• _Extrait du texte_:
+===+

PAR KARINE ALLEMANN
Bernard Perroud, c’est une dizaine de championnats du monde de gymnastique artistique en tant qu’entraîneur. Deux jeux Olympiques comme observateur dans la délégation suisse (Munich en 1972 et Los Angeles en 1984) et, surtout, deux gymnastes qualifiées pour les Jeux. Mais le boycott de Moscou en 1980, puis le refus de la Fédération suisse d’envoyer à Séoul une athlète qui avait rempli tous les critères en 1988 ont eu raison de sa motivation.
Le Fribourgeois est sorti de sa retraite en 2009 pour reprendre le centre cantonal bernois jusqu’en 2011. Depuis deux ans maintenant, l’ancien prof de sport domicilié à Prez-vers-Noréaz est entraîneur du GASF (Groupe artistique du Sud fribourgeois), à Romont. Et il a la responsabilité du centre cantonal fribourgeois depuis cet été. Le week-end dernier aux championnats romands, ses filles se sont permis le luxe de battre des gymnastes venues de centres nationaux (lire ci-dessous). Retour sur le parcours d’un insoumis qui a toujours cherché la perfection du geste.
«Je viens du quartier d’Alt, à Fribourg, raconte le tout jeune retraité de 62 ans. Plusieurs joueurs de Gottéron y habitaient et j’ai logiquement commencé le hockey, comme gardien. J’ai même été remplaçant avec la première équipe, qui évoluait en LNB. A 17 ans, un copain m’a proposé de suivre les entraînements de gym avec Fribourg Anciennes. On disait que c’était complémentaire à l’entraînement des gardiens, car il fallait pouvoir faire le grand écart.» Deux ans plus tard, en 1969, le jeune homme est déjà champion cantonal. Il abandonne le hockey sur glace. «J’ai commencé à entraîner un groupe de filles quasiment en même temps que j’ai commencé la gym.»

+===+

• _Travail demandé_:
**a.** Les affirmations suivantes sont-elles conformes au texte sur l'entraîneur Bernard Perroud ? Répondez par oui ou par non à chacune, en citant mot pour mot le passage qui tranche : (i) Bernard Perroud a assisté aux Jeux de Munich en 1972 comme observateur ; (ii) il a débuté le hockey en tant qu'attaquant ; (iii) il a dirigé le centre cantonal bernois jusqu'en 2011.
**b.** Poursuivez le texte sur l'entraîneur Bernard Perroud en reprenant après sa dernière phrase.
Les enregistrements n'interviennent en rien dans ce travail.

• _Enregistrements fournis_:
+===+

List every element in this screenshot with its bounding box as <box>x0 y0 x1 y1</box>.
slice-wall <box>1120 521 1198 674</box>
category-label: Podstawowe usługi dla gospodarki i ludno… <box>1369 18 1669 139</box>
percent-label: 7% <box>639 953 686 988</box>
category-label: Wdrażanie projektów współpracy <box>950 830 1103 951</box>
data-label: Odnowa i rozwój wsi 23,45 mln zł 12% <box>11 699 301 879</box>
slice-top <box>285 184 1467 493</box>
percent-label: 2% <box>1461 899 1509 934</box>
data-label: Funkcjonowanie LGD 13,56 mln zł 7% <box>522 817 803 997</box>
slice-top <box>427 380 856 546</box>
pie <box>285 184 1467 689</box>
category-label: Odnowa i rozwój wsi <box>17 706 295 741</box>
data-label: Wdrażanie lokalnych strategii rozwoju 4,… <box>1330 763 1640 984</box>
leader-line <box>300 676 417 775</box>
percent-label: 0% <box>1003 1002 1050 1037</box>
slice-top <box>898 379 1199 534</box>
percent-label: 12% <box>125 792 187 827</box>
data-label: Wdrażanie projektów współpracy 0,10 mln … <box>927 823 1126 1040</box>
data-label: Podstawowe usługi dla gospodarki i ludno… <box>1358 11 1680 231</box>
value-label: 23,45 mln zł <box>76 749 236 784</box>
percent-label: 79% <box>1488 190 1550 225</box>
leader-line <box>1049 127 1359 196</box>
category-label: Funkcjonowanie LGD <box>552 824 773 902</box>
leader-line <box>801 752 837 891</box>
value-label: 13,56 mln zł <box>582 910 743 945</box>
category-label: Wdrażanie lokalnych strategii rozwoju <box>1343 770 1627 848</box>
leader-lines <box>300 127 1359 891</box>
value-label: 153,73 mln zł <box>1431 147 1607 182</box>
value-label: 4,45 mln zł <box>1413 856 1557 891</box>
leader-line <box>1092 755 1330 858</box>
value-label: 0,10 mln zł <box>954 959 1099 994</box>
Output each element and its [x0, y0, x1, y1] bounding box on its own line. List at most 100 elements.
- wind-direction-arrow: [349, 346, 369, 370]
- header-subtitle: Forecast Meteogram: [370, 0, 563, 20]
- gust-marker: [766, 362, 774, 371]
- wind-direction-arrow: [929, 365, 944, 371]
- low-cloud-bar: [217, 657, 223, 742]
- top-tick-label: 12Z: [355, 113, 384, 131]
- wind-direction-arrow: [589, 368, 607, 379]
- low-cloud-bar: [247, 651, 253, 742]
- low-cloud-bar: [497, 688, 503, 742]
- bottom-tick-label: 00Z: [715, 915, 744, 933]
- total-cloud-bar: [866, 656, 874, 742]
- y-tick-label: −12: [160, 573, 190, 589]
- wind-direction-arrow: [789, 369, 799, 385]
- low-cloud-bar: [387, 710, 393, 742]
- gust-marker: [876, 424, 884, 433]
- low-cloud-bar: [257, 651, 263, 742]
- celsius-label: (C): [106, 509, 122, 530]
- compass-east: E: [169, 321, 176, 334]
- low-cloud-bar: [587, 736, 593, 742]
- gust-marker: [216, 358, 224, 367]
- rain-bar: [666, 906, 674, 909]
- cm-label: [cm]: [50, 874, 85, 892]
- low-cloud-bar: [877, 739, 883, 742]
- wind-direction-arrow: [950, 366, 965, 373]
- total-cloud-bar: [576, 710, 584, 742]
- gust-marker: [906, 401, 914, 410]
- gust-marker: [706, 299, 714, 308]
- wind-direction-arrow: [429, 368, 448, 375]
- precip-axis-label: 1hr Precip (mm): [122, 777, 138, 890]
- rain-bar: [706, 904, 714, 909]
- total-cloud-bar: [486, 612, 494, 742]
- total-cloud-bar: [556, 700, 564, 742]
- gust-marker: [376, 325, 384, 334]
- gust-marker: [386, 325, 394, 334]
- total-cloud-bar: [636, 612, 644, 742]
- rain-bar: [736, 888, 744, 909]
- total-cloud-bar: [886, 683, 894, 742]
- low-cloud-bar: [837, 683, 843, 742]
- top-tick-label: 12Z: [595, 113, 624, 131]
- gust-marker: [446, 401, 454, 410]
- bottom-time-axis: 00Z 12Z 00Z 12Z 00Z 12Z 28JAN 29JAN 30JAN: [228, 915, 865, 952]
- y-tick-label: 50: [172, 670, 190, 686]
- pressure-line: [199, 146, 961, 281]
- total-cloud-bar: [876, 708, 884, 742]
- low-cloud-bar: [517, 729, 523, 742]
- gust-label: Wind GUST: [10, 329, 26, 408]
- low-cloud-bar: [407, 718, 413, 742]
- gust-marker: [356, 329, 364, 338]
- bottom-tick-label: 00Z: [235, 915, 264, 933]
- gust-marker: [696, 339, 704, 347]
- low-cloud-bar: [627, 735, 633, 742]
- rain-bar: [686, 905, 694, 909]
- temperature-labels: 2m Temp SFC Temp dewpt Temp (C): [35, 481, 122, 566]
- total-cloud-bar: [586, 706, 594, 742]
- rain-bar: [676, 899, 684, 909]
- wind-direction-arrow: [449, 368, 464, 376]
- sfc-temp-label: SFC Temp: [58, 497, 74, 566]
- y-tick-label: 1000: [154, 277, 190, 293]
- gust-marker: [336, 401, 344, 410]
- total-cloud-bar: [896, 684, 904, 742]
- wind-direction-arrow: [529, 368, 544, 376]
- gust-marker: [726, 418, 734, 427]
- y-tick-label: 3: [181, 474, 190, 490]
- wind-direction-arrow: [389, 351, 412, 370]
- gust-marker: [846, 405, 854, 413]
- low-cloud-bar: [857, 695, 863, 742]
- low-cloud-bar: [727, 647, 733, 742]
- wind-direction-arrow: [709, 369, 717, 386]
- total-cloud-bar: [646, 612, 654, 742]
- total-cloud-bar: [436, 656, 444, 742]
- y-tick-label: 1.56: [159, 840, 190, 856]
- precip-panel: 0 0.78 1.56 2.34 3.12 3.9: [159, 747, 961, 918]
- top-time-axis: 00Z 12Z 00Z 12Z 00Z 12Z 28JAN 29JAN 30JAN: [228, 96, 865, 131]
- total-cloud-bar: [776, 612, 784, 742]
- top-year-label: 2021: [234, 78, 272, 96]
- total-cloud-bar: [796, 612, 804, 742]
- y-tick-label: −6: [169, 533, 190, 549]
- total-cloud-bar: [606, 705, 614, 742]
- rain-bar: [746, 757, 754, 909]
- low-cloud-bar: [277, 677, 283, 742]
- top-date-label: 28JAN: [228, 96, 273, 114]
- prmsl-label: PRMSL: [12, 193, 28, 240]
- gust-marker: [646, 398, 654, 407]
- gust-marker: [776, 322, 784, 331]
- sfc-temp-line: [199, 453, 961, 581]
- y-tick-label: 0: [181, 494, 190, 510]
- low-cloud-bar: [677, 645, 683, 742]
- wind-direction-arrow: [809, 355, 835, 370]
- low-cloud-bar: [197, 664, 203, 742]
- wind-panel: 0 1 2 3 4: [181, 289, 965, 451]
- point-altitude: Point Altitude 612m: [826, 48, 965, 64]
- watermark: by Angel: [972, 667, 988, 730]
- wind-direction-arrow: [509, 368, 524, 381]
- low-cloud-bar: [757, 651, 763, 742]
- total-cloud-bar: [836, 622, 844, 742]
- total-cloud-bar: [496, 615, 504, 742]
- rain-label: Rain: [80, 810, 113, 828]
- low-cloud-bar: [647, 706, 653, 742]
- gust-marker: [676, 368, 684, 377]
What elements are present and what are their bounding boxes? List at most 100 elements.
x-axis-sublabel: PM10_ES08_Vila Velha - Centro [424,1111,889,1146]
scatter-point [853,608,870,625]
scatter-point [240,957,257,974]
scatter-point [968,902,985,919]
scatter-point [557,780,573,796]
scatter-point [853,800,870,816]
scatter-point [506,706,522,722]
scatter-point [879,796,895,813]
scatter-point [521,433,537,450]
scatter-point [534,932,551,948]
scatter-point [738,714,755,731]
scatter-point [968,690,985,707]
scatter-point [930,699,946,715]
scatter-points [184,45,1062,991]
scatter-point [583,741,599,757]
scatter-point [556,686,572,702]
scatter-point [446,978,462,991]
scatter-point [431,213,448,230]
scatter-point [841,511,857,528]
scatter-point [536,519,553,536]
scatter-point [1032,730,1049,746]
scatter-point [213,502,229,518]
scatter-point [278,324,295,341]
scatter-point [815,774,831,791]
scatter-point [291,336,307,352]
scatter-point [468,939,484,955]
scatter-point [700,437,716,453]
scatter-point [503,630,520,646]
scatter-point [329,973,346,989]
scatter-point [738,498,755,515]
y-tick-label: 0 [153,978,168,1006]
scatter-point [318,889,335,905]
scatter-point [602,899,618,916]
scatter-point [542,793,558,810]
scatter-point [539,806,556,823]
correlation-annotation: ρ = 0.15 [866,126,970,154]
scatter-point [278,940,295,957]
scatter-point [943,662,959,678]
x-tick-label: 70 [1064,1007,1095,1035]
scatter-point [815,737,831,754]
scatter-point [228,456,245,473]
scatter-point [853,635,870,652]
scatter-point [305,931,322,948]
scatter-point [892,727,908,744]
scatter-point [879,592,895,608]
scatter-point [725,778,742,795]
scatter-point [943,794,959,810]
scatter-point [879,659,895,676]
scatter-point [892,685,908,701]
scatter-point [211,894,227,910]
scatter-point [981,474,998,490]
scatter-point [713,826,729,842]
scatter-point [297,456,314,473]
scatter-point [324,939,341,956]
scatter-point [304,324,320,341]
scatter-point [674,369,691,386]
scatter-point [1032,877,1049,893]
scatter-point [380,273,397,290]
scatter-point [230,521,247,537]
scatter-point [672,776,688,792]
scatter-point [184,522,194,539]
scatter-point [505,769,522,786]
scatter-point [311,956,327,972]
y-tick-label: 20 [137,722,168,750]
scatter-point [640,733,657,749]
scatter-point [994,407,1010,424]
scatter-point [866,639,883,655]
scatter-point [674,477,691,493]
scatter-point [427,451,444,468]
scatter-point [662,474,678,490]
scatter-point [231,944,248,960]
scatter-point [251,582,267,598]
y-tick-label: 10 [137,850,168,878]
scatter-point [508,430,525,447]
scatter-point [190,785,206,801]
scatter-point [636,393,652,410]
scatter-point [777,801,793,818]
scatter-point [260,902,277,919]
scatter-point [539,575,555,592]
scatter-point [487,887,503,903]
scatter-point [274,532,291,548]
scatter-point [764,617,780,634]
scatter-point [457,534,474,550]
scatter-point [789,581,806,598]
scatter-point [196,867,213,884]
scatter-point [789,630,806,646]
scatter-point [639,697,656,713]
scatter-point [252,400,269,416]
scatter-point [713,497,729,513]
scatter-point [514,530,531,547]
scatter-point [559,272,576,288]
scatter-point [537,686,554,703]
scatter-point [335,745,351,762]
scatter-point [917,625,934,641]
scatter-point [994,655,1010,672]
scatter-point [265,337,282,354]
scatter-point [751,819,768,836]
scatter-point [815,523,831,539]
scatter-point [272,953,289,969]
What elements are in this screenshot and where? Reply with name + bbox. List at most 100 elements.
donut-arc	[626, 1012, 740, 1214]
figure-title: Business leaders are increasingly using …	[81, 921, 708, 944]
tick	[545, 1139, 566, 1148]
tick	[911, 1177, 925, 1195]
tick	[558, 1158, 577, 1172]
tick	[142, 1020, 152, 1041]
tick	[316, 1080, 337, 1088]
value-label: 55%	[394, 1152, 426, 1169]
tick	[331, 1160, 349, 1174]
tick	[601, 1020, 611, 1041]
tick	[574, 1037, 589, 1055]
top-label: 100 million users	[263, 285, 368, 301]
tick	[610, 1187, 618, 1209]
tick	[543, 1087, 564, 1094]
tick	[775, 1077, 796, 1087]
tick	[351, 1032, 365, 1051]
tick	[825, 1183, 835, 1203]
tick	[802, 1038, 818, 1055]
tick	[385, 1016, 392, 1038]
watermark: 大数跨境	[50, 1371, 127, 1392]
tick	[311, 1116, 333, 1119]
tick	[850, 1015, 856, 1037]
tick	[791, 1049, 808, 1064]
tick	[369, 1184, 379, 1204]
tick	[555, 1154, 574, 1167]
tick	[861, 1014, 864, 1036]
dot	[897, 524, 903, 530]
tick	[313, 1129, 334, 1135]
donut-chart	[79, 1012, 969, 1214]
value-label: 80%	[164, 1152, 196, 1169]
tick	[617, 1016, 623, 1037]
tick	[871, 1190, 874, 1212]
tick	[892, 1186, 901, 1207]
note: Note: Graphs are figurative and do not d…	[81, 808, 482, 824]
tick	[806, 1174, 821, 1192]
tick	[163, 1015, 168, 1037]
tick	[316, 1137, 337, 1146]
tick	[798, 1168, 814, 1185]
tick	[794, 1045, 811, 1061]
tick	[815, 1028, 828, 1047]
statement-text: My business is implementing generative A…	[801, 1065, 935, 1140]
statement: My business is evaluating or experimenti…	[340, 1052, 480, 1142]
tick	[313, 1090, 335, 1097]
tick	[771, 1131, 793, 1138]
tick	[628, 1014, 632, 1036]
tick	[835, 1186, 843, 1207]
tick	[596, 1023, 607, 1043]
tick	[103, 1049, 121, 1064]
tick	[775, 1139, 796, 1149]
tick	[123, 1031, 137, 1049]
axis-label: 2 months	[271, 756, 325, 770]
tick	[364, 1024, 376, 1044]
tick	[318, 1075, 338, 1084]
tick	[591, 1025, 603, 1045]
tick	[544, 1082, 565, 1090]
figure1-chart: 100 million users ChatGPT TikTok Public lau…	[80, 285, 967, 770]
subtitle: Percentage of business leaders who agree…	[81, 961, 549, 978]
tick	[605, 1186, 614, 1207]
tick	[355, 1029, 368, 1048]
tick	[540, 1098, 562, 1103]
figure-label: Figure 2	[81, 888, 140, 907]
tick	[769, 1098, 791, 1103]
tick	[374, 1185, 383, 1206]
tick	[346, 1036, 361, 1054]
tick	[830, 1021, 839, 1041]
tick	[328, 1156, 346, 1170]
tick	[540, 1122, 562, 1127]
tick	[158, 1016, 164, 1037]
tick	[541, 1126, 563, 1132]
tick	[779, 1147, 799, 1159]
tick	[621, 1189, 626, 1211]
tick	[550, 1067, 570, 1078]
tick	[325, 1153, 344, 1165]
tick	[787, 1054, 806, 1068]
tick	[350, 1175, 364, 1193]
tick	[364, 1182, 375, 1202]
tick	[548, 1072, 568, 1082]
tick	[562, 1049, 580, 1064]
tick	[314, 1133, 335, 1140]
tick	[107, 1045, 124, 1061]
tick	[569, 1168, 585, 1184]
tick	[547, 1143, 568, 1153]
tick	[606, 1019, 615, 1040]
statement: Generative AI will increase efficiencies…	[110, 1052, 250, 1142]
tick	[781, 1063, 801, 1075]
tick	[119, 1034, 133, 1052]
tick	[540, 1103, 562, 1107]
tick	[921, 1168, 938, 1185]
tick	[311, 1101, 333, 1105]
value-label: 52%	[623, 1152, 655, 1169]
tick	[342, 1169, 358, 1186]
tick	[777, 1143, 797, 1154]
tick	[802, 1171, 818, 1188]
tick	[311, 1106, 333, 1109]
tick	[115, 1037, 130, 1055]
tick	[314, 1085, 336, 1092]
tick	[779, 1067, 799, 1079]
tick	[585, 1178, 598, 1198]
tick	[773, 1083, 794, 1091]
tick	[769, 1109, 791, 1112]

+===+

• _Réponses par tâche_:
**a.**
(i) Oui : « Deux jeux Olympiques comme observateur dans la délégation suisse (Munich en 1972 et Los Angeles en 1984) ».
(ii) Non : « j’ai logiquement commencé le hockey, comme gardien ».
(iii) Oui : « Le Fribourgeois est sorti de sa retraite en 2009 pour reprendre le centre cantonal bernois jusqu’en 2011. »

**b.**
Le boycott de Moscou
Avec son épouse Claudine, ancienne juge internationale, Bernard Perroud monte (déjà) un centre cantonal à Prez-vers-Noréaz. Il entraîne notamment Claudia Rossier, celle qui deviendra sa première gymnaste à se qualifier pour les Jeux. En 1979 aux Mondiaux de Fort Worth, au Texas, la Fribourgeoise crée la sensation et se qualifie pour la finale du championnat du monde. «Elle avait une rapidité d’exécution et une précision absolument incroyables pour l’époque. L’équipe nationale avait atteint la finale, avec les douze meilleures nations du monde. C’était la première fois que la Suisse était qualifiée directement pour les jeux Olympiques.»
Moscou tend les bras à la gymnaste et à son entraîneur. Mais, contrairement à l’athlétisme ou au cyclisme par exemple, la Fédération suisse de gym décide de suivre le mouvement américain et de boycotter les Jeux, en signe de protestation contre l’invasion de l’Afghanistan par l’URSS. «Claudia l’a très mal vécu. On avait tellement bossé…»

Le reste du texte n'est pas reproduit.